> **Aim of the exercise**: Quote all of the entries word for word.

** Start Dataset records **

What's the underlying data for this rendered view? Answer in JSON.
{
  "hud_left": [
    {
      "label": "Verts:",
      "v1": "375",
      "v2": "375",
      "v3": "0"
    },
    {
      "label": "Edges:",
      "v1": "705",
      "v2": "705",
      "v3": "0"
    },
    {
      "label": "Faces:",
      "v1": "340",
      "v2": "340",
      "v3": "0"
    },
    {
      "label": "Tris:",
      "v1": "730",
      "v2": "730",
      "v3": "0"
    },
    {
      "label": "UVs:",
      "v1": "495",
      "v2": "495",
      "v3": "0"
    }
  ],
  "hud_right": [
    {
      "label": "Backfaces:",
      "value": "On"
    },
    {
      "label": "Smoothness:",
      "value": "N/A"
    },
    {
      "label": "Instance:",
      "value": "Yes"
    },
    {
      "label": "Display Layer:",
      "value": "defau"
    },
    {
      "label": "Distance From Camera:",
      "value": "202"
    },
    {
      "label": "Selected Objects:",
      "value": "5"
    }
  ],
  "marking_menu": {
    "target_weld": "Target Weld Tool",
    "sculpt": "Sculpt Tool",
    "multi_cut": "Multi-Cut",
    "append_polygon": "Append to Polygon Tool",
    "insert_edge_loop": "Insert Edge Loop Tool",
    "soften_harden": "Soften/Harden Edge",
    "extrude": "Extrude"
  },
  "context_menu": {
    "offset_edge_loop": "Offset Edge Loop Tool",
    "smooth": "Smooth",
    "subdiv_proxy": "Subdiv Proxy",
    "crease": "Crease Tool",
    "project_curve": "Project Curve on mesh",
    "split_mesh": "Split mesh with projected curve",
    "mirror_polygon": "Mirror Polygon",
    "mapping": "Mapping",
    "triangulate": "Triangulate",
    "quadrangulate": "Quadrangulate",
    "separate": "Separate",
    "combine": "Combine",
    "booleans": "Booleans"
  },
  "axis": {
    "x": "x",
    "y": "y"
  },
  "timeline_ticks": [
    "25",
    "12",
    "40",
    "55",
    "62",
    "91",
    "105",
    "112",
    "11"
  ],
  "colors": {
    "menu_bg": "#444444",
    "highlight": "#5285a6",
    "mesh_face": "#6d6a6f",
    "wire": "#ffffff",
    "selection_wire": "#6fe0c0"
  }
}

** End Dataset records **

> **Task output**:
What's the underlying data for this rendered view? Answer in JSON.
{
  "hud_left": [
    {
      "label": "Verts:",
      "v1": "375",
      "v2": "375",
      "v3": "0"
    },
    {
      "label": "Edges:",
      "v1": "705",
      "v2": "705",
      "v3": "0"
    },
    {
      "label": "Faces:",
      "v1": "340",
      "v2": "340",
      "v3": "0"
    },
    {
      "label": "Tris:",
      "v1": "730",
      "v2": "730",
      "v3": "0"
    },
    {
      "label": "UVs:",
      "v1": "495",
      "v2": "495",
      "v3": "0"
    }
  ],
  "hud_right": [
    {
      "label": "Backfaces:",
      "value": "On"
    },
    {
      "label": "Smoothness:",
      "value": "N/A"
    },
    {
      "label": "Instance:",
      "value": "Yes"
    },
    {
      "label": "Display Layer:",
      "value": "defau"
    },
    {
      "label": "Distance From Camera:",
      "value": "202"
    },
    {
      "label": "Selected Objects:",
      "value": "5"
    }
  ],
  "marking_menu": {
    "target_weld": "Target Weld Tool",
    "sculpt": "Sculpt Tool",
    "multi_cut": "Multi-Cut",
    "append_polygon": "Append to Polygon Tool",
    "insert_edge_loop": "Insert Edge Loop Tool",
    "soften_harden": "Soften/Harden Edge",
    "extrude": "Extrude"
  },
  "context_menu": {
    "offset_edge_loop": "Offset Edge Loop Tool",
    "smooth": "Smooth",
    "subdiv_proxy": "Subdiv Proxy",
    "crease": "Crease Tool",
    "project_curve": "Project Curve on mesh",
    "split_mesh": "Split mesh with projected curve",
    "mirror_polygon": "Mirror Polygon",
    "mapping": "Mapping",
    "triangulate": "Triangulate",
    "quadrangulate": "Quadrangulate",
    "separate": "Separate",
    "combine": "Combine",
    "booleans": "Booleans"
  },
  "axis": {
    "x": "x",
    "y": "y"
  },
  "timeline_ticks": [
    "25",
    "12",
    "40",
    "55",
    "62",
    "91",
    "105",
    "112",
    "11"
  ],
  "colors": {
    "menu_bg": "#444444",
    "highlight": "#5285a6",
    "mesh_face": "#6d6a6f",
    "wire": "#ffffff",
    "selection_wire": "#6fe0c0"
  }
}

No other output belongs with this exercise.